- Developer: Ovid Works
- Publisher: All in! Games
- Composers: Garry Schyman; Mikolai Stroinski;
- Platforms: PC; PlayStation 4; Xbox One; Nintendo Switch;
- Release: 12 August 2020
- Genre: Adventure
- Mode: Single-player

= Metamorphosis (video game) =

2020 adventure video game

Metamorphosis is an adventure video game with platforming elements, inspired by the imagination of Franz Kafka. The game was developed by Ovid Works and published by All in! Games on August 12, 2020. Metamorphosis is available on PC (Steam and GOG), PS4, Xbox One, and Nintendo Switch.

== Development ==
The game is based on Franz Kafka's literary work, including The Metamorphosis (1915) and The Trial (1925).

== Gameplay ==
The game is a first-person puzzle platformer in which players take the role of Gregor, a man who awakens after a hangover to find that he has been transformed into an insect. The game's setting is loosely based in the early 20th century. Gregor also learns that his friend Joseph has been arrested for unknown reasons.

== Reception ==
The game had a mixed critical reception. It currently has a score of 69 on Metacritic indicating "mixed or average" reviews. Fellow review aggregator OpenCritic assessed that the game received fair approval, being recommended by 48% of critics. Ewan Wilson of NME described the game's surreal atmosphere and focus on absurd bureaucracy to Terry Gilliam's 1985 film Brazil. Christopher Byrd, in a review for the Washington Post, described the game's humor and writing as a highpoint, but criticized the stiff character animations. Lara Arlotta of Eurogamer praised the game's use of Kafka's work, but criticized its technical flaws and lack of replay value. Alex Santa Maria of Screen Rant awarded the game 3 out of 5 stars, with praise for its visual design and gameplay but criticism for its story.

In 2021 the composers of the music for the game, Garry Schyman and Mikolai Stroinski, received the Society of Composers & Lyricists Award for Outstanding Original Score for Interactive Media, and two nominations for the Game Audio Network Guild Awards for Music of the Year and Best Music for an Indie Game. They employed expressionist techniques in their score, introducing twelve-tone rows, Sprechstimme vocal technique (singing-speaking hybrid) and angular melodies.
········
* Exercises to complete
1. Answer from the Metamorphosis article:
(a) Which two Franz Kafka works is the game based on?
(b) What score does the game have on Metacritic?
(c) Which award did the composers receive in 2021?
2. List every reviewer the Metamorphosis article names in its reception section, each with the outlet given for them.

* Record extracts
········
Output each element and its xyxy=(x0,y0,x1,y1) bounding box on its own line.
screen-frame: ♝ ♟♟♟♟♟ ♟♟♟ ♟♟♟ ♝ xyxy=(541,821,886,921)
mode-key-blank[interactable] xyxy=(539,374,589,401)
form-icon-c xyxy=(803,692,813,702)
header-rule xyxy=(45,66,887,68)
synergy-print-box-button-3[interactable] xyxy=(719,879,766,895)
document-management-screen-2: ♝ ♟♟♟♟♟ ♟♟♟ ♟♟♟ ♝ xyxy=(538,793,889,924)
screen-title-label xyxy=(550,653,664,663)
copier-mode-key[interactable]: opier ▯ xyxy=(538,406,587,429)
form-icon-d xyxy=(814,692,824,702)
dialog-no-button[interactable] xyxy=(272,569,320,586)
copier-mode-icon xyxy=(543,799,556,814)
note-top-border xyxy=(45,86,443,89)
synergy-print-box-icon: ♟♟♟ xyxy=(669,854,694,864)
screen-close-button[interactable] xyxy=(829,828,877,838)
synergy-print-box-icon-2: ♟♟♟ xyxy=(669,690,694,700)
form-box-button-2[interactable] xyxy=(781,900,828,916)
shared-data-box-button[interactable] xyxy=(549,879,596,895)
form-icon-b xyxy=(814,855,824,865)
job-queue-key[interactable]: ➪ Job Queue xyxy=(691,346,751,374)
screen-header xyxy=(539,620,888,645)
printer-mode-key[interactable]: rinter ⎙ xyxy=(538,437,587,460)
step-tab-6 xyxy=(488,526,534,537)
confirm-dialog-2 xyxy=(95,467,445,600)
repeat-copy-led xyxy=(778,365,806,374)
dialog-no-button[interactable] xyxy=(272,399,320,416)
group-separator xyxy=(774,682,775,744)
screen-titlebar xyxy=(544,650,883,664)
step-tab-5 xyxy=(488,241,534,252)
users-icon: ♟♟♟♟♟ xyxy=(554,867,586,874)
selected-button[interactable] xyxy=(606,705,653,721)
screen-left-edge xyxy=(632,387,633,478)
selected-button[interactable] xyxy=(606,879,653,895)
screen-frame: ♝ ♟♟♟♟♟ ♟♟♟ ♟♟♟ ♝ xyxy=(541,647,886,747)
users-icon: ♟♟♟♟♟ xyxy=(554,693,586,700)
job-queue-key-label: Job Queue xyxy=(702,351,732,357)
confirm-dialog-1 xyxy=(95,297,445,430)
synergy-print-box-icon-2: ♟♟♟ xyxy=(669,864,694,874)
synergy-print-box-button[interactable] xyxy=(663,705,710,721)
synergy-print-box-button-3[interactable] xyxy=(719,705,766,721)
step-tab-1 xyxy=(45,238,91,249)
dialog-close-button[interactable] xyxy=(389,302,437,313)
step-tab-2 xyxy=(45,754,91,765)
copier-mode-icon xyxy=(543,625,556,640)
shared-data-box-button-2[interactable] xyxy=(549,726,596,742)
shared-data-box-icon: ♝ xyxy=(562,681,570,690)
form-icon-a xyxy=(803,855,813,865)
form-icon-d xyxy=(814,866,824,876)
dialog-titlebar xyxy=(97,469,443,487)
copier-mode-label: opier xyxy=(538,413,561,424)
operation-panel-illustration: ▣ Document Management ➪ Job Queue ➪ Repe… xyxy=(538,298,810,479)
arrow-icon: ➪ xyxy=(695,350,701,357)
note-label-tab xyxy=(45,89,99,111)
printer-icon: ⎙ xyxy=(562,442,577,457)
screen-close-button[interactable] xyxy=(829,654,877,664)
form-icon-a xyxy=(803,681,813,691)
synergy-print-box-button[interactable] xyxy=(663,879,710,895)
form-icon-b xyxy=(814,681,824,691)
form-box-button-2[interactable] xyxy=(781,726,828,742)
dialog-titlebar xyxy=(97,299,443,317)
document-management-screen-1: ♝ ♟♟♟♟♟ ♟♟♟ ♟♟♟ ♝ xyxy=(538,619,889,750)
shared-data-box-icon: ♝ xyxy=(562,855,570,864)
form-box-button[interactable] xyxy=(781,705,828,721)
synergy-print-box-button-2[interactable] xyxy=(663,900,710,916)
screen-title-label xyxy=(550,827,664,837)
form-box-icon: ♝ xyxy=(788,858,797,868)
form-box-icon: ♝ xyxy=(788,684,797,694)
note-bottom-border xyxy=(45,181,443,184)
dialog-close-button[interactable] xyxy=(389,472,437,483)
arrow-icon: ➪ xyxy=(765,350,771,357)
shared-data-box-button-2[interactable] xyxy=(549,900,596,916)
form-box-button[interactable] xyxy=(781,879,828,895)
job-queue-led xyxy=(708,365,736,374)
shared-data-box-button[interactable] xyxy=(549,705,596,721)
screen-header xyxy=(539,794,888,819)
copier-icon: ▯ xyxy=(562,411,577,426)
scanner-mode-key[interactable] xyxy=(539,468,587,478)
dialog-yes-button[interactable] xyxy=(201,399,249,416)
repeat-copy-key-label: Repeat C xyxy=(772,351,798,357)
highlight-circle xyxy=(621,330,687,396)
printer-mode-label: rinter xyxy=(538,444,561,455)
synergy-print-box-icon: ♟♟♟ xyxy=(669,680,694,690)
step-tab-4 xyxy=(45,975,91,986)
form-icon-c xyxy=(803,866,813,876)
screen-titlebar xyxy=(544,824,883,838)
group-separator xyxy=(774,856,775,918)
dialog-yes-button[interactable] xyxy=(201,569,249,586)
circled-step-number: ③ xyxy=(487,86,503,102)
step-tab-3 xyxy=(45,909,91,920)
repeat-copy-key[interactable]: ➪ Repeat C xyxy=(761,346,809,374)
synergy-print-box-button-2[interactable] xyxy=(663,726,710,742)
········
* Expected results
1.
(a) The Metamorphosis (1915) and The Trial (1925).
(b) 69.
(c) The Society of Composers & Lyricists Award for Outstanding Original Score for Interactive Media.

2.
- Ewan Wilson, NME
- Christopher Byrd, Washington Post
- Lara Arlotta, Eurogamer
- Alex Santa Maria, Screen Rant